_What you are asked to do_:
Take every line from the listing below that contains "xlabel".

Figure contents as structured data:
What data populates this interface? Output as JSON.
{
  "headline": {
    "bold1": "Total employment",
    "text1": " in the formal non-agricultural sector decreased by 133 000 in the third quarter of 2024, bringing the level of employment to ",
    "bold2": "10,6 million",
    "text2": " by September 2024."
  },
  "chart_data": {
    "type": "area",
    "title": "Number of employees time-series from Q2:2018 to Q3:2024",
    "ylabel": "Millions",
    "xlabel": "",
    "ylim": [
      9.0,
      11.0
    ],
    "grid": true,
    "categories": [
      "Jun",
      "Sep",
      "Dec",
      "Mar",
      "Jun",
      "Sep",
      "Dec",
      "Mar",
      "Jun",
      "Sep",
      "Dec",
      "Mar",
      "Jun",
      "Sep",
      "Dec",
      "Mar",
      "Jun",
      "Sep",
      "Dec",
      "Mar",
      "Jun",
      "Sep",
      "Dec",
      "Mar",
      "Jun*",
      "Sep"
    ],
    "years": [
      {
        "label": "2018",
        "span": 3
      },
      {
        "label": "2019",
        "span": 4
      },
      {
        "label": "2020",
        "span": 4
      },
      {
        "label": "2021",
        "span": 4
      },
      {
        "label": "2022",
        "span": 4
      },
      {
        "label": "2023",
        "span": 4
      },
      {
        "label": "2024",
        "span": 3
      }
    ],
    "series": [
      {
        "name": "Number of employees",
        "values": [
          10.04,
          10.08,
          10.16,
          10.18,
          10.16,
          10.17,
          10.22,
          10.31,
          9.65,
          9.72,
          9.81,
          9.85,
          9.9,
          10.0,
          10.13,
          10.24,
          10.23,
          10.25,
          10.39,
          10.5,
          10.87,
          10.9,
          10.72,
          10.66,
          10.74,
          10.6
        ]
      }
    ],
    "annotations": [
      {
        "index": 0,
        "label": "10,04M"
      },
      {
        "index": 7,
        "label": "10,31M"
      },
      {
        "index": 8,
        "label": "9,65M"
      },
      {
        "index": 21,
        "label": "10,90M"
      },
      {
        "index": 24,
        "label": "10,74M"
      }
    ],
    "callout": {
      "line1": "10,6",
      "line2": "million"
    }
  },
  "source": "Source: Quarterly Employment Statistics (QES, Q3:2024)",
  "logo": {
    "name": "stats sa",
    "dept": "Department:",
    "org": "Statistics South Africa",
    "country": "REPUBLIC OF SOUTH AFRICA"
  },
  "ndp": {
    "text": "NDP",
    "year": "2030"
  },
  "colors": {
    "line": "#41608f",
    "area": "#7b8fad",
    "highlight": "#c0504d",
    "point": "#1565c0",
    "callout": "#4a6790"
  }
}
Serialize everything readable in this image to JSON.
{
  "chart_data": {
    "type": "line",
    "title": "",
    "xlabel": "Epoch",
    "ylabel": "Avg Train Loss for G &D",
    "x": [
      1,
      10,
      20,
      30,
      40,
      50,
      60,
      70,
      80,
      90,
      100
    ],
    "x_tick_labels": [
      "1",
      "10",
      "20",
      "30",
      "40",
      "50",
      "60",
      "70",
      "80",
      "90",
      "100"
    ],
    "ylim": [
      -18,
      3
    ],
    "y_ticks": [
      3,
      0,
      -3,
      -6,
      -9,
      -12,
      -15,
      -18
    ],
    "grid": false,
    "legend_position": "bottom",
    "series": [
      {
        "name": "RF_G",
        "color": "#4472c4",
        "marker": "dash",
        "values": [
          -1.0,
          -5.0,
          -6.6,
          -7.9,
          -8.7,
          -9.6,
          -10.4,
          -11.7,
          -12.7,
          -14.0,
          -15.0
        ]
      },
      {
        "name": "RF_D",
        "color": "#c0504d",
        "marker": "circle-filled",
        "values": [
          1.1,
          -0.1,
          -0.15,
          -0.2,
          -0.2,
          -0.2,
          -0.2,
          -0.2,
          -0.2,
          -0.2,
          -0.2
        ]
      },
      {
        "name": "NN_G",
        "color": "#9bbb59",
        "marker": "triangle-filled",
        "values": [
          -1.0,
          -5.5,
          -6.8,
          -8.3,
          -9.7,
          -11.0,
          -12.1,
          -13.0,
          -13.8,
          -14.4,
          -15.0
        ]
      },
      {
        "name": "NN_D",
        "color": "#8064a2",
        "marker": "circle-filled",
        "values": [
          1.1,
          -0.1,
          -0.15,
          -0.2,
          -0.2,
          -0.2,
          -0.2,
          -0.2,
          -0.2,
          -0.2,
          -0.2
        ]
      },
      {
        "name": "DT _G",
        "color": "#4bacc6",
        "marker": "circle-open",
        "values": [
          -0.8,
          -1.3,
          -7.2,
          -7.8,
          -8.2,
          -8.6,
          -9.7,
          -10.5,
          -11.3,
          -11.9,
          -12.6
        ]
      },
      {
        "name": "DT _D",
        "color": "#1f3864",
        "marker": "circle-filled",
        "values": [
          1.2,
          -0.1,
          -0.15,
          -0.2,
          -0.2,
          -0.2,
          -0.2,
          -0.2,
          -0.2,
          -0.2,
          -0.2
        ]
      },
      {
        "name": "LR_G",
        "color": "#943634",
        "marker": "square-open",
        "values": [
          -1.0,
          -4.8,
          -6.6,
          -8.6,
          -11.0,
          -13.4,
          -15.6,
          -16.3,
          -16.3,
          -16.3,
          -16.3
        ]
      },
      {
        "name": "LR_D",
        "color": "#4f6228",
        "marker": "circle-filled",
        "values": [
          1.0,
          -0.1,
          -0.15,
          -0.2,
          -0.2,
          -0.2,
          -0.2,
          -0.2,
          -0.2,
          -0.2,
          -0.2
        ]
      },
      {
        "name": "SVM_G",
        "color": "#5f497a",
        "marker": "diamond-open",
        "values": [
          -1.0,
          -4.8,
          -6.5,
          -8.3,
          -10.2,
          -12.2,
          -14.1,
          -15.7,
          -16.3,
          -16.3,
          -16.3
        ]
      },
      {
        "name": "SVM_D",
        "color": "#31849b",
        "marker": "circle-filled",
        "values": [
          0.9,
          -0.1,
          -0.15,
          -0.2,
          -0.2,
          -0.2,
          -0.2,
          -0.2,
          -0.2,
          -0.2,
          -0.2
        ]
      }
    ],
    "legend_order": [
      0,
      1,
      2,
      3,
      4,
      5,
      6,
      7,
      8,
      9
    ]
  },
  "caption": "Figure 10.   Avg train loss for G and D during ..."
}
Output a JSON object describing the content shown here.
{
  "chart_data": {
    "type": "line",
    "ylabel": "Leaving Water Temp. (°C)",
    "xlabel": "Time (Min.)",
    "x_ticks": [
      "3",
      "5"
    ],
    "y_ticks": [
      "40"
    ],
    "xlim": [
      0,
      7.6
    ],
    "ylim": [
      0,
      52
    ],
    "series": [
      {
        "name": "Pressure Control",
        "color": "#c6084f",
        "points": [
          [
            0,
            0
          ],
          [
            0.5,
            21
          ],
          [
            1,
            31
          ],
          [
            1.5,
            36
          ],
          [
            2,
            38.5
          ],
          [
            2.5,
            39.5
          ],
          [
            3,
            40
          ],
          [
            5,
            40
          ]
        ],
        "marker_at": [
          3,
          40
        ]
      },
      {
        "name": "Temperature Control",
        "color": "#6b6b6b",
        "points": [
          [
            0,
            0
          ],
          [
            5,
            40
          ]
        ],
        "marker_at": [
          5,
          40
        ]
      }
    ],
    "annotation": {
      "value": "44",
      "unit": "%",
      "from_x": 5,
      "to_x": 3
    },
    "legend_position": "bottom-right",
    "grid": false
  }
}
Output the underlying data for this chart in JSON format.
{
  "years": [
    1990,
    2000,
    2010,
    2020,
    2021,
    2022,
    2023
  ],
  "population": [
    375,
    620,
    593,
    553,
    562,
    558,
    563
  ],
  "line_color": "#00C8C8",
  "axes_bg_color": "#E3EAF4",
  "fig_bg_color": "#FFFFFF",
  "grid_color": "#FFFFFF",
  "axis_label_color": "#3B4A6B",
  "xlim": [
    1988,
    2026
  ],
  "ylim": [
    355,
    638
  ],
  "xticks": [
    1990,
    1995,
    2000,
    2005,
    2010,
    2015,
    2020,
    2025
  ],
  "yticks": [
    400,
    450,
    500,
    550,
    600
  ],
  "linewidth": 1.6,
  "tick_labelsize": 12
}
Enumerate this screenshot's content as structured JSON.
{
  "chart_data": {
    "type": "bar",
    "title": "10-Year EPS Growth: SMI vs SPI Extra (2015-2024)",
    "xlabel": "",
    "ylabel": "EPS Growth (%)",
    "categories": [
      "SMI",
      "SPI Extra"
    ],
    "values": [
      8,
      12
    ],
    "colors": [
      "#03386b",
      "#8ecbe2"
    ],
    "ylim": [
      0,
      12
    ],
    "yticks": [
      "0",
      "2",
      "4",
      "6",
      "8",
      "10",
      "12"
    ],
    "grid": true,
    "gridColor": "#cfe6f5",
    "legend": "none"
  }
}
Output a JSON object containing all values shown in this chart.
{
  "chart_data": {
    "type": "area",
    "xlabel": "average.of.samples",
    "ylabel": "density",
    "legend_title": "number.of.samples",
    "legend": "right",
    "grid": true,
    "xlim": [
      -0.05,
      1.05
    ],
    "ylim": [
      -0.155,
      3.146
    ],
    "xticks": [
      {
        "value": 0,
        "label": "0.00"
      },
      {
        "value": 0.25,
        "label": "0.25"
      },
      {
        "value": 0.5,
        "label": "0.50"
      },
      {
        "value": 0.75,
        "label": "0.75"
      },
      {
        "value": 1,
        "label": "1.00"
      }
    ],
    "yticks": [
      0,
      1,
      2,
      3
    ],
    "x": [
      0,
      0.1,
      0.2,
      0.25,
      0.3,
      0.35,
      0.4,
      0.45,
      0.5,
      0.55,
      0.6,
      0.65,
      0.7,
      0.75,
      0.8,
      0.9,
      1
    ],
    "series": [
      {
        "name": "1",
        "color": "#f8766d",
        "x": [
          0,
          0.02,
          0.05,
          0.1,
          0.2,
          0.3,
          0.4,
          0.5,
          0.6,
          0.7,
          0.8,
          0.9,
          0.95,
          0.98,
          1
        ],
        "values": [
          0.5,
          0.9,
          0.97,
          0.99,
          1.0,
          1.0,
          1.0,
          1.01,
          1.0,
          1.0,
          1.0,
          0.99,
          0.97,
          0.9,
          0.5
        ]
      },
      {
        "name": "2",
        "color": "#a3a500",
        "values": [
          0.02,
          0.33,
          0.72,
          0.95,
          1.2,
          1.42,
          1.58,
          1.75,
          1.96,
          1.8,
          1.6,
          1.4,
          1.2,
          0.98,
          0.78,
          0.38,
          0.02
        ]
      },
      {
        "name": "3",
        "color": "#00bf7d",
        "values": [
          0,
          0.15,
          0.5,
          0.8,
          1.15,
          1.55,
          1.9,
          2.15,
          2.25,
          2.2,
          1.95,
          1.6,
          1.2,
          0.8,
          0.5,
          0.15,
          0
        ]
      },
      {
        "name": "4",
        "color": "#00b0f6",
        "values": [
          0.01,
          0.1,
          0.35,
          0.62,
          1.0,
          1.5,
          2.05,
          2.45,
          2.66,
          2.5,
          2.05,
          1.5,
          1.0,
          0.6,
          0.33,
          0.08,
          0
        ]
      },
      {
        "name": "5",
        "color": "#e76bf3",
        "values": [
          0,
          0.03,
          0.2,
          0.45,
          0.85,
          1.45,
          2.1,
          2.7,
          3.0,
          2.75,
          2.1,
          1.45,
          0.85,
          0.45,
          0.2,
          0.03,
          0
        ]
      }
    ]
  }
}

_Task response_:
    "xlabel": "",
    "xlabel": "Epoch",
    "xlabel": "Time (Min.)",
    "xlabel": "",
    "xlabel": "average.of.samples",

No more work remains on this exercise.